Task prompt → Sift the material for lines containing "Auto", and return them.

Record list →
╔══

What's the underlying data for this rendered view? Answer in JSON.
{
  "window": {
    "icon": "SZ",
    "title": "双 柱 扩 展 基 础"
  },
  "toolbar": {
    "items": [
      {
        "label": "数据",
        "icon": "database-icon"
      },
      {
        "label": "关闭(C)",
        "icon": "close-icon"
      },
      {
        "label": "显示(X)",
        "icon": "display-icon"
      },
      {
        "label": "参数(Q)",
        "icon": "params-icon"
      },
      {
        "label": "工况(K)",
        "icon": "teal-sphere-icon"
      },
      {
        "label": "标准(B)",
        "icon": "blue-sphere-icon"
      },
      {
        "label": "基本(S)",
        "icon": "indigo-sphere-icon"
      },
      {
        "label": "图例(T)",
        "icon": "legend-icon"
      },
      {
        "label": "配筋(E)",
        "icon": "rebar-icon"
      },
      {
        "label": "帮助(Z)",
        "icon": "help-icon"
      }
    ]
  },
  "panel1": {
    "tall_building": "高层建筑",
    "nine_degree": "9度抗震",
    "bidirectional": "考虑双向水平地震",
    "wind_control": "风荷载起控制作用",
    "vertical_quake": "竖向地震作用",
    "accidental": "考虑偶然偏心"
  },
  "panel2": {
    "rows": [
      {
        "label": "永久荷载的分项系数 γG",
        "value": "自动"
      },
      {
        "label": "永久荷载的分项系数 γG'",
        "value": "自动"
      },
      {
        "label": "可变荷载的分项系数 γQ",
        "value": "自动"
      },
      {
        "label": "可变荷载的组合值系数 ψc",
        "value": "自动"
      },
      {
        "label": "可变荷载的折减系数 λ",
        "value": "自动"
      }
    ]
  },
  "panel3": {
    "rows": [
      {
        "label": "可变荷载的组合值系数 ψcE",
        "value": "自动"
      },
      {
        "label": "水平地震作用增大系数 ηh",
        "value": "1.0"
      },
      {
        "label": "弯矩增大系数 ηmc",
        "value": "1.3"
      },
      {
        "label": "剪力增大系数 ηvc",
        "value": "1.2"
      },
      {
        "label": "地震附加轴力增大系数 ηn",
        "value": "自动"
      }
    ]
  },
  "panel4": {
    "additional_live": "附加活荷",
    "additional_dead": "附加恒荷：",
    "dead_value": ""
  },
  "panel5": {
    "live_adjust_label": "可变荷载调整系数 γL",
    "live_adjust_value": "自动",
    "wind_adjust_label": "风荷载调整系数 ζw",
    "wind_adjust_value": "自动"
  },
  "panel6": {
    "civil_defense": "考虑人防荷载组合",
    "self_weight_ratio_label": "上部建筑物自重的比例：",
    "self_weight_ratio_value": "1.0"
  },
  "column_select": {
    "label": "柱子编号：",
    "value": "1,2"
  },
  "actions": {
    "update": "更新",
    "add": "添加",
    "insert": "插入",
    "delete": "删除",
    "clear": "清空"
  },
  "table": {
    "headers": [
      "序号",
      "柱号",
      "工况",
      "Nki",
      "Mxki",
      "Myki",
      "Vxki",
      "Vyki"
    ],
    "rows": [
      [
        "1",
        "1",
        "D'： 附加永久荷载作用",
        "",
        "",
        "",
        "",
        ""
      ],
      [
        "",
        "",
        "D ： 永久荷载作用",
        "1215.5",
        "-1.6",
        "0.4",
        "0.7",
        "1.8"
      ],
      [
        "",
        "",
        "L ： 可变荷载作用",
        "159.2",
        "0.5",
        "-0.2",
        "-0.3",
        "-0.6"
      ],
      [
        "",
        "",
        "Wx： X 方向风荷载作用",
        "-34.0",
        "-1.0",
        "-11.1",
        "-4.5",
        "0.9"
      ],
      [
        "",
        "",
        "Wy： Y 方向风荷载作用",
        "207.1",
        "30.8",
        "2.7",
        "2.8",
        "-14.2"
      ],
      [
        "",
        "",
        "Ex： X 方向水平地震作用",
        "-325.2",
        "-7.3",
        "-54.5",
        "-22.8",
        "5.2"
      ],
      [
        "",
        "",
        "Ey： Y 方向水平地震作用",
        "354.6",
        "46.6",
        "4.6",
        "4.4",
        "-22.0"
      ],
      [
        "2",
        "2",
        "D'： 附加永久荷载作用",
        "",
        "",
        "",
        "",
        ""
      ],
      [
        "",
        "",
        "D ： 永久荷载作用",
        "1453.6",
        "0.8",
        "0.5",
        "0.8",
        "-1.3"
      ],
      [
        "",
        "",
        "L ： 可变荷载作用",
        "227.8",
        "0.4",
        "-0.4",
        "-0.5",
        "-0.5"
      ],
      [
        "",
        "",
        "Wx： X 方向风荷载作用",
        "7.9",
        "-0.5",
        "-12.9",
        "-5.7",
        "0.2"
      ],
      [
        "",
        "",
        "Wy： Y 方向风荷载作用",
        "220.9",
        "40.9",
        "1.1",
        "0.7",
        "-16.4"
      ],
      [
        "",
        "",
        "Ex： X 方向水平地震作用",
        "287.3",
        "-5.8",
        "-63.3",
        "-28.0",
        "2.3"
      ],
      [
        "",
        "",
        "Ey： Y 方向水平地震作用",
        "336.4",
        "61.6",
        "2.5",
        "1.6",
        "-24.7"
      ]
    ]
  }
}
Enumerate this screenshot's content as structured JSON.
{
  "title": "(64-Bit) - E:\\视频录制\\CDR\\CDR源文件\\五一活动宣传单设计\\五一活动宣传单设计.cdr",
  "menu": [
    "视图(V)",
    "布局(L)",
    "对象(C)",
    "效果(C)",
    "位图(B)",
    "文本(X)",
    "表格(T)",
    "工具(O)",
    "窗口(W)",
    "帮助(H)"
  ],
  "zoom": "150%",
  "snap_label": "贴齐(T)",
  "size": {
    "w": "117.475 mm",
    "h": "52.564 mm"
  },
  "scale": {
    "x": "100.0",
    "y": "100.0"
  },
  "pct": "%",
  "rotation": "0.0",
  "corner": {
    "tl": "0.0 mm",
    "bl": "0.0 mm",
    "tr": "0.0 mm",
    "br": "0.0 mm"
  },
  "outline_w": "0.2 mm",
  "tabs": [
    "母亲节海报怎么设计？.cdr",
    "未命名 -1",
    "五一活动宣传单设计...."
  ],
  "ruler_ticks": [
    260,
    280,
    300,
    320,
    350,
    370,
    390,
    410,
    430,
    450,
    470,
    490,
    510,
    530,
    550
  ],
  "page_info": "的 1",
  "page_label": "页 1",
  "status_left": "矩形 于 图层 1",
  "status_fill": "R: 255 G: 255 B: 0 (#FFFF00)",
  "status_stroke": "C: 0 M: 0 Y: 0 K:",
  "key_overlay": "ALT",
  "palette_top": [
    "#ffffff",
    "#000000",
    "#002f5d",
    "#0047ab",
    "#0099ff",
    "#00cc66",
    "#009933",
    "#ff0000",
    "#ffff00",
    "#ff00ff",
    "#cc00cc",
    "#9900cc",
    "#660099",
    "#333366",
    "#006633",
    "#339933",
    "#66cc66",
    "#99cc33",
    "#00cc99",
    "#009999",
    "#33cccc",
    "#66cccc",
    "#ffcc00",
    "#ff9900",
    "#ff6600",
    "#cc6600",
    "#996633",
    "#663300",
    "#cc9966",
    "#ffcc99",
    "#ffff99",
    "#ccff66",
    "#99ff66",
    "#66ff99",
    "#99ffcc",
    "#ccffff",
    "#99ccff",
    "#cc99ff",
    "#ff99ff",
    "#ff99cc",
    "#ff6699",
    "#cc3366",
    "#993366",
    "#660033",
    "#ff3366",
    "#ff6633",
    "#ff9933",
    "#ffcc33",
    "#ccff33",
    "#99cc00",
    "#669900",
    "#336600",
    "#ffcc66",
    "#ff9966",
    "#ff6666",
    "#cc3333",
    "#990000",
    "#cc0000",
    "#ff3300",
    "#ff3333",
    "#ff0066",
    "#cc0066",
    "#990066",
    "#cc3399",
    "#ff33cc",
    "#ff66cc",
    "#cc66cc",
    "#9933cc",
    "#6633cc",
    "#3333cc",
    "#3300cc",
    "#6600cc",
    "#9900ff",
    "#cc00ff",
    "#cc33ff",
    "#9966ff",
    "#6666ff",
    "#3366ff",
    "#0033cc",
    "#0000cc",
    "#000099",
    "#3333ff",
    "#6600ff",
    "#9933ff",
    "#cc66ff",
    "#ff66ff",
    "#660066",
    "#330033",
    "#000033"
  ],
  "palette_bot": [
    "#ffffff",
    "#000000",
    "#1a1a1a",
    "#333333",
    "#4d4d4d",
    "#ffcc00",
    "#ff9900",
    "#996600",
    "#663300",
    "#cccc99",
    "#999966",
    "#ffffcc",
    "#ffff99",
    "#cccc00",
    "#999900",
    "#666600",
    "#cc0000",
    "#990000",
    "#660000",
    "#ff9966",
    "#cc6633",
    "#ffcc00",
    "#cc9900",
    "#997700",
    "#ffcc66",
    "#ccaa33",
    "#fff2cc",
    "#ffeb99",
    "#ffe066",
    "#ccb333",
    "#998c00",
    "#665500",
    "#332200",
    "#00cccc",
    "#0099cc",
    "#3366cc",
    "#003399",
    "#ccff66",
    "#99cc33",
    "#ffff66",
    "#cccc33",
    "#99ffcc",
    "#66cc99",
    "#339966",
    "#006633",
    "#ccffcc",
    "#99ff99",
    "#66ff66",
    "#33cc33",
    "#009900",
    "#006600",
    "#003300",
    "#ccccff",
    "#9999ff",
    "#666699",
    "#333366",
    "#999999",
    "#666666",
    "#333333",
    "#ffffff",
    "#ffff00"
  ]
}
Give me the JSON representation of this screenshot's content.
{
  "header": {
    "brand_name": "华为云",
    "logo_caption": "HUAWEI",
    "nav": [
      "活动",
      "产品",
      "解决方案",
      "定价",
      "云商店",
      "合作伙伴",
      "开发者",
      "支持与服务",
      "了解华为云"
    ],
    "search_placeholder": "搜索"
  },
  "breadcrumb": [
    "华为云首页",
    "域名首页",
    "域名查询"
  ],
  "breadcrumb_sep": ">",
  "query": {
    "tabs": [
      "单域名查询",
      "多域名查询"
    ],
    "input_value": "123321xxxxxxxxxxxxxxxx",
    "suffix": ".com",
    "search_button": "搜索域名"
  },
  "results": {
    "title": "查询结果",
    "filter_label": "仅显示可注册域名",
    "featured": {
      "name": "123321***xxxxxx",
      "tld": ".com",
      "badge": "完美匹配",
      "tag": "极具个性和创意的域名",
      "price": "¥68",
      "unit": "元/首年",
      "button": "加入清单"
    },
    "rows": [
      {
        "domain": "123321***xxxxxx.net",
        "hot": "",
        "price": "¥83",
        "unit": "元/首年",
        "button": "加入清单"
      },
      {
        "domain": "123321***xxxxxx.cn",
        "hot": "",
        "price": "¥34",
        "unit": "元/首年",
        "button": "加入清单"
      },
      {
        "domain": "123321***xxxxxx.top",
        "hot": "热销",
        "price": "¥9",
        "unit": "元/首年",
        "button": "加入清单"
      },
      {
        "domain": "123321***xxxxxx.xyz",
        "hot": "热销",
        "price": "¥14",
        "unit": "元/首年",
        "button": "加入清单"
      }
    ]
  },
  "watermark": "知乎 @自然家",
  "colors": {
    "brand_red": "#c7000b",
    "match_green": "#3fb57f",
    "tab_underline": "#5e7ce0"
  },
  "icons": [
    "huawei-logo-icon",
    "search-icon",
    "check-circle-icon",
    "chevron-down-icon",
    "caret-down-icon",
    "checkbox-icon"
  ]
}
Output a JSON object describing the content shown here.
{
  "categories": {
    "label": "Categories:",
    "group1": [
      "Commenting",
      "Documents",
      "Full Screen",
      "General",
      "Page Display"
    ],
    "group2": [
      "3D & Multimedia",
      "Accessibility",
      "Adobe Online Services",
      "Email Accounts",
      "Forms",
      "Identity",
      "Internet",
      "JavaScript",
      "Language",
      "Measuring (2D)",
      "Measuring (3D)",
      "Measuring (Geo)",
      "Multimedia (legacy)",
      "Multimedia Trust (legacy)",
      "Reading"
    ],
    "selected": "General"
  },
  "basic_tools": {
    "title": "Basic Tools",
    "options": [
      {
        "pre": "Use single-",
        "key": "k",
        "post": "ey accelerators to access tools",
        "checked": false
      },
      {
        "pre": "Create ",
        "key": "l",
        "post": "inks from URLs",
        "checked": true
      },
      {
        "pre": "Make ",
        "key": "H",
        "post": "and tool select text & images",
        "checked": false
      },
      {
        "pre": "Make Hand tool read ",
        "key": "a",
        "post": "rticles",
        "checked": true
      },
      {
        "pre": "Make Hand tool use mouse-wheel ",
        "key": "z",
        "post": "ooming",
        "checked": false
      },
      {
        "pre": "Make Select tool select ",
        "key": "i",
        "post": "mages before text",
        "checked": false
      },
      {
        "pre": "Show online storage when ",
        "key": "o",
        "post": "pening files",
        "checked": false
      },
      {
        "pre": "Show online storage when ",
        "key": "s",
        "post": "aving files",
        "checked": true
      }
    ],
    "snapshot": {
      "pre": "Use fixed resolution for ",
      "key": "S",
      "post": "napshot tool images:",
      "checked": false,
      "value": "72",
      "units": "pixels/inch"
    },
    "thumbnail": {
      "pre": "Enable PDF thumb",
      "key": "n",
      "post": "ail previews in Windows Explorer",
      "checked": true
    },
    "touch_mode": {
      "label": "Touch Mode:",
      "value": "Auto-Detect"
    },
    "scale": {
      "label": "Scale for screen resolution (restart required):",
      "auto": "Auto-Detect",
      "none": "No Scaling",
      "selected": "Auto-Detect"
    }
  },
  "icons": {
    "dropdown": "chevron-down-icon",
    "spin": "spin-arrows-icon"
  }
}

╚══

Solved exercise →
      "value": "Auto-Detect"
      "auto": "Auto-Detect",
      "selected": "Auto-Detect"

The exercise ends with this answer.